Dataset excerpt
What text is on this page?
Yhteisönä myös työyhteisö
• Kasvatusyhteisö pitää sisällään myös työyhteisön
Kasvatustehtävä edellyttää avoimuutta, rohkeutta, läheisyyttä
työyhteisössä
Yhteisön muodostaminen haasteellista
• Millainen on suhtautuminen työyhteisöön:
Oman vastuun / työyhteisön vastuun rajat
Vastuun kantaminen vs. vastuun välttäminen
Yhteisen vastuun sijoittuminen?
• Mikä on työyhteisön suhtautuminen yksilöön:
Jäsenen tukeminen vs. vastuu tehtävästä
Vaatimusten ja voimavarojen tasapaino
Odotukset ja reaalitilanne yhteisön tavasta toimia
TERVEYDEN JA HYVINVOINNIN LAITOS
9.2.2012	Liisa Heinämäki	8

→ **Task details**: Reproduce the data in full, exactly as presented.

→ **Answer to the exercise**:
What text is on this page?
Yhteisönä myös työyhteisö
• Kasvatusyhteisö pitää sisällään myös työyhteisön
Kasvatustehtävä edellyttää avoimuutta, rohkeutta, läheisyyttä
työyhteisössä
Yhteisön muodostaminen haasteellista
• Millainen on suhtautuminen työyhteisöön:
Oman vastuun / työyhteisön vastuun rajat
Vastuun kantaminen vs. vastuun välttäminen
Yhteisen vastuun sijoittuminen?
• Mikä on työyhteisön suhtautuminen yksilöön:
Jäsenen tukeminen vs. vastuu tehtävästä
Vaatimusten ja voimavarojen tasapaino
Odotukset ja reaalitilanne yhteisön tavasta toimia
TERVEYDEN JA HYVINVOINNIN LAITOS
9.2.2012	Liisa Heinämäki	8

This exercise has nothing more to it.